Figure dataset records

_ _ _

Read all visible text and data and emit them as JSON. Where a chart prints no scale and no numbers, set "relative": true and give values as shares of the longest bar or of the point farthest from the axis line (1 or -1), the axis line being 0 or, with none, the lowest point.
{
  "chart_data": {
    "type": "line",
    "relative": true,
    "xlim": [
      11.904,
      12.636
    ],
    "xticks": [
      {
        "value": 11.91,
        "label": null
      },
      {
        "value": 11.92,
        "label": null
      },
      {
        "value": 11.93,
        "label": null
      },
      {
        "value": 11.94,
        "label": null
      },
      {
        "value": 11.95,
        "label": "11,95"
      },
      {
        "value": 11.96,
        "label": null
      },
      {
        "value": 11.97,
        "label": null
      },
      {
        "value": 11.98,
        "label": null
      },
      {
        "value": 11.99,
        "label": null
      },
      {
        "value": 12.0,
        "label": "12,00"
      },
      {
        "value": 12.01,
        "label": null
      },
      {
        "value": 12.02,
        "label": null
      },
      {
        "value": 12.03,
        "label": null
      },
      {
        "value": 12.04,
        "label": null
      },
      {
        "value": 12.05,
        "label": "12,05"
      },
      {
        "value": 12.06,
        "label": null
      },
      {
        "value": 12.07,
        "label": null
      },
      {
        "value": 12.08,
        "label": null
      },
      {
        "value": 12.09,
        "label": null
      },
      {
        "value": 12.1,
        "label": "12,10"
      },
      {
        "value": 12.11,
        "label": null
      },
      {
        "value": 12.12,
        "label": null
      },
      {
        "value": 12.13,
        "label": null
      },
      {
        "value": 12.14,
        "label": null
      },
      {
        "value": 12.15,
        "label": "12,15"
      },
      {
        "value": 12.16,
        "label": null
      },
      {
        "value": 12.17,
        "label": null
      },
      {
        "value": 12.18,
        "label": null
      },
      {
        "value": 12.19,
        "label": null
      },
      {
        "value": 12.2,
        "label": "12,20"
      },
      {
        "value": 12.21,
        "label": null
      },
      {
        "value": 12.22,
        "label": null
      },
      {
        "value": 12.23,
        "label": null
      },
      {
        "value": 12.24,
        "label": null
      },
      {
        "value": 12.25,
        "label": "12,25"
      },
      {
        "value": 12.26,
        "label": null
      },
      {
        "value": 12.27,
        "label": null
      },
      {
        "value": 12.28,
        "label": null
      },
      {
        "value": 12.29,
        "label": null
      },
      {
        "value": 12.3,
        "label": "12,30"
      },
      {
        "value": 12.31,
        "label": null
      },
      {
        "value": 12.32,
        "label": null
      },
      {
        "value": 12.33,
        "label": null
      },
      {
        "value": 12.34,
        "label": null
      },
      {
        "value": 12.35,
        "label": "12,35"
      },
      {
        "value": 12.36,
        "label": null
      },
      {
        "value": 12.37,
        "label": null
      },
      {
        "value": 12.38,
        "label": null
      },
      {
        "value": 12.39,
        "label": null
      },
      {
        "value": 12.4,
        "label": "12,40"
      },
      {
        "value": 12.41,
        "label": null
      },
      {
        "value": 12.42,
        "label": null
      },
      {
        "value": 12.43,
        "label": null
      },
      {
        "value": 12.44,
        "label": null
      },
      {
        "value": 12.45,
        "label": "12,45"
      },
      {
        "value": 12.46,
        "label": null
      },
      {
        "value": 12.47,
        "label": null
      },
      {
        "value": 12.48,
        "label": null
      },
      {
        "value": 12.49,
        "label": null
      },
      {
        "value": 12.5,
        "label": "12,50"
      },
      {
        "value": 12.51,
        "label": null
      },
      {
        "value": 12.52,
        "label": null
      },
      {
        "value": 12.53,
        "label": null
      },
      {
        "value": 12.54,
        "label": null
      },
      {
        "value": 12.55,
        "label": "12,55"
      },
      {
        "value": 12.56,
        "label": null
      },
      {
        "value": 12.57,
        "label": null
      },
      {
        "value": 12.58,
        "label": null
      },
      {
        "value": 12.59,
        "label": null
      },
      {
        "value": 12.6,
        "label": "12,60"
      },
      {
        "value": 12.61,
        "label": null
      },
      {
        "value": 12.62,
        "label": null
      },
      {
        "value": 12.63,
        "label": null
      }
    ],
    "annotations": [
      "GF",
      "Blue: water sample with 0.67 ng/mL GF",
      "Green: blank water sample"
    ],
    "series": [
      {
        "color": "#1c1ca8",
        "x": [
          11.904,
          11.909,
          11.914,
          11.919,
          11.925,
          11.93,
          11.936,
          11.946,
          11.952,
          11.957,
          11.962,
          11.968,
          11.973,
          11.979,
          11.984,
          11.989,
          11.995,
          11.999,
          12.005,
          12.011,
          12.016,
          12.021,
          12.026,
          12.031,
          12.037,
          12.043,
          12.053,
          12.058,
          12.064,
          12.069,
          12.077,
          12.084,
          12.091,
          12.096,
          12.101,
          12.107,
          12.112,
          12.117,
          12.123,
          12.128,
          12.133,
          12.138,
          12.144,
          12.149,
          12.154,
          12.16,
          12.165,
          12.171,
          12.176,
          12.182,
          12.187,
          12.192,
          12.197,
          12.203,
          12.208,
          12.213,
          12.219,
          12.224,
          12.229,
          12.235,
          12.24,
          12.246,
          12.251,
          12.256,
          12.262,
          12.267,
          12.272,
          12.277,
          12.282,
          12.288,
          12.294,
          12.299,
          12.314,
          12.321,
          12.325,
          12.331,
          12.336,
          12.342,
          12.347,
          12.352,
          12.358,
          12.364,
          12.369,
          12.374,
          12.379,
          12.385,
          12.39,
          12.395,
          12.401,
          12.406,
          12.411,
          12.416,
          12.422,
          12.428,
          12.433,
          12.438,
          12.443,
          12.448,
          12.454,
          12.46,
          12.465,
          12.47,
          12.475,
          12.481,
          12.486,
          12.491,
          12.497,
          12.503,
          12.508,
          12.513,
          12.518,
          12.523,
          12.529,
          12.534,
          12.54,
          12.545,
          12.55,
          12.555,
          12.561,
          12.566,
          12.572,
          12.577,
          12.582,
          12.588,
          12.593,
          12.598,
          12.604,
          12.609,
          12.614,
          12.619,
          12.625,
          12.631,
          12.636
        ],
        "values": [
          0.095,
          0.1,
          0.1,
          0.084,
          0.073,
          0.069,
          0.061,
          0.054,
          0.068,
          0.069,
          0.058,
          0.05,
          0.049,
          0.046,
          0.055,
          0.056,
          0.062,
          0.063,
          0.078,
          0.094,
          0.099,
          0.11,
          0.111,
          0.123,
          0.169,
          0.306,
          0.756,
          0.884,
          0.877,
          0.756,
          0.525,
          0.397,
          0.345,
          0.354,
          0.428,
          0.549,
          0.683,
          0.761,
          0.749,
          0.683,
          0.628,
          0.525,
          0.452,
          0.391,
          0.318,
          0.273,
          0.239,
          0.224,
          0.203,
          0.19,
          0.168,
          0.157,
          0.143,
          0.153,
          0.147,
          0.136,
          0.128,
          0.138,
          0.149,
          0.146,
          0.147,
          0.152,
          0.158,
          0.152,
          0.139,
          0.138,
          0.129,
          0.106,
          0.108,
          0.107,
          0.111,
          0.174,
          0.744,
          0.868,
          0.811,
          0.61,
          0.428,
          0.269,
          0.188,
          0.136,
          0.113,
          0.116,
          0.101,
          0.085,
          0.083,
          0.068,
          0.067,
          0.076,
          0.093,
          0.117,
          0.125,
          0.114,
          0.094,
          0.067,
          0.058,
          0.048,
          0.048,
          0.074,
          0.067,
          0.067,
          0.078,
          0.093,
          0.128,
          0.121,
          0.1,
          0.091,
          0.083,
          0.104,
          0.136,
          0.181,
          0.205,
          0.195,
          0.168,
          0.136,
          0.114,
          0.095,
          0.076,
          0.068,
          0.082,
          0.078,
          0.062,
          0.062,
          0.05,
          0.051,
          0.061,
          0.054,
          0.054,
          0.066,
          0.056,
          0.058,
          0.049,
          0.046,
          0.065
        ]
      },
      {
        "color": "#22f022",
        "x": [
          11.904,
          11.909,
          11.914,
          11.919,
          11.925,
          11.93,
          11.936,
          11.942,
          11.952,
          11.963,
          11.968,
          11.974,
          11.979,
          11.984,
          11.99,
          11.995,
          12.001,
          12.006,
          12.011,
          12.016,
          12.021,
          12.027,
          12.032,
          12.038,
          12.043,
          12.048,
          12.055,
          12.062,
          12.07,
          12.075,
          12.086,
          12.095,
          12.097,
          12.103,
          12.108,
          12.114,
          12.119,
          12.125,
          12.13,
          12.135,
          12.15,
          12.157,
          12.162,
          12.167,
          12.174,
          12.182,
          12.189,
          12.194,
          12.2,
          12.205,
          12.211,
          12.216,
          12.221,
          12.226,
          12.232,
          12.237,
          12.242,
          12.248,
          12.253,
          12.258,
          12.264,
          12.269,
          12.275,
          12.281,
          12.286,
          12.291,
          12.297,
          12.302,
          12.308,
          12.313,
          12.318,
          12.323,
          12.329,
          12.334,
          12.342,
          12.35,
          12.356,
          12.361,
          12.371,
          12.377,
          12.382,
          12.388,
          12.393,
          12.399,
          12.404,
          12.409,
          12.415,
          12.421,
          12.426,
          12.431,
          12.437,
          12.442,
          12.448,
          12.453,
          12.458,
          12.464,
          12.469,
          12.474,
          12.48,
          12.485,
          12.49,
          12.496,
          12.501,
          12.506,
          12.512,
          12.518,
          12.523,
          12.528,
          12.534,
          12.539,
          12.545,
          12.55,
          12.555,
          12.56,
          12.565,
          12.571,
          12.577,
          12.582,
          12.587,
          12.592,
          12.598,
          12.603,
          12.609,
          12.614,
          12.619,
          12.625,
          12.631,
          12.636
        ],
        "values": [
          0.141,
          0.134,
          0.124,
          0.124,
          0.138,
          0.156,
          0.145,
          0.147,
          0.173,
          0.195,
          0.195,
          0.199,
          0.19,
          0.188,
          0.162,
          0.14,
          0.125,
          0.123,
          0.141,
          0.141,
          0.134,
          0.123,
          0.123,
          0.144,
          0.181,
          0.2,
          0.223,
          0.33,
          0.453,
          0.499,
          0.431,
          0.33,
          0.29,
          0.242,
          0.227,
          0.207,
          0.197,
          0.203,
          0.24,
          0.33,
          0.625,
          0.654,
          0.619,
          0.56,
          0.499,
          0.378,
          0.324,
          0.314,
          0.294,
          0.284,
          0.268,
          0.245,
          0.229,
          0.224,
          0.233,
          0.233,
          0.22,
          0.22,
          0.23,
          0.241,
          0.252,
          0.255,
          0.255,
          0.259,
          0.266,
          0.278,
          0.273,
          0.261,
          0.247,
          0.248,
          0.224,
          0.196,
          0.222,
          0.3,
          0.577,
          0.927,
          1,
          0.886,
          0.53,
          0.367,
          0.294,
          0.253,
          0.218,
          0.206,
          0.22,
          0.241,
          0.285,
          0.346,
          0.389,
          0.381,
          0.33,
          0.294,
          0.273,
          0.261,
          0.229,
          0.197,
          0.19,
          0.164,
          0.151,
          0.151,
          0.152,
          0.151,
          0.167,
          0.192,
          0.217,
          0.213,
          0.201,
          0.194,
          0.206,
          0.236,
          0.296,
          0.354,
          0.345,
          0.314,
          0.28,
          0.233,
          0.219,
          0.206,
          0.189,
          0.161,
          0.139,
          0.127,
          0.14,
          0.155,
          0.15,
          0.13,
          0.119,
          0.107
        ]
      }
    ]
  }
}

_ _ _

- [YOUR INSTRUCTIONS] Write down the number of lines where the word "water" appears, and nothing further.

- [SOLUTION TO THIS EXERCISE] 2